- [Exercise aim]: Without including the pictures, copy out every line below.

- [Data provided]:

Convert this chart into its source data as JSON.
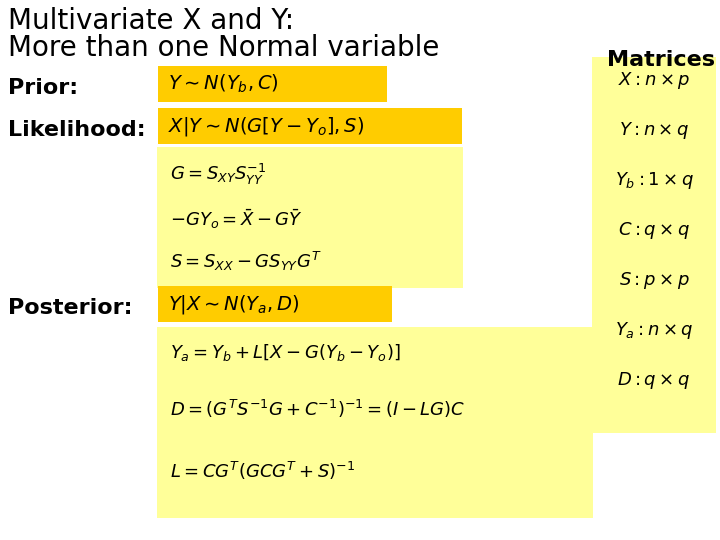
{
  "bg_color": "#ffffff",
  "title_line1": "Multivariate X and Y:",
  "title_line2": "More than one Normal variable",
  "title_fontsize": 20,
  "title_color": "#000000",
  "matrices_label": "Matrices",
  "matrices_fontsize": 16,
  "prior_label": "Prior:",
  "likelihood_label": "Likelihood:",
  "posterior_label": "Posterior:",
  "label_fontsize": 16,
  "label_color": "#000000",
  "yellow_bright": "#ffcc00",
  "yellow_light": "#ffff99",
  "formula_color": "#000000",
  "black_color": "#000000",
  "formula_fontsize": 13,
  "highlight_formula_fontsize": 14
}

- [Response for this exercise]:
Convert this chart into its source data as JSON.
{
  "bg_color": "#ffffff",
  "title_line1": "Multivariate X and Y:",
  "title_line2": "More than one Normal variable",
  "title_fontsize": 20,
  "title_color": "#000000",
  "matrices_label": "Matrices",
  "matrices_fontsize": 16,
  "prior_label": "Prior:",
  "likelihood_label": "Likelihood:",
  "posterior_label": "Posterior:",
  "label_fontsize": 16,
  "label_color": "#000000",
  "yellow_bright": "#ffcc00",
  "yellow_light": "#ffff99",
  "formula_color": "#000000",
  "black_color": "#000000",
  "formula_fontsize": 13,
  "highlight_formula_fontsize": 14
}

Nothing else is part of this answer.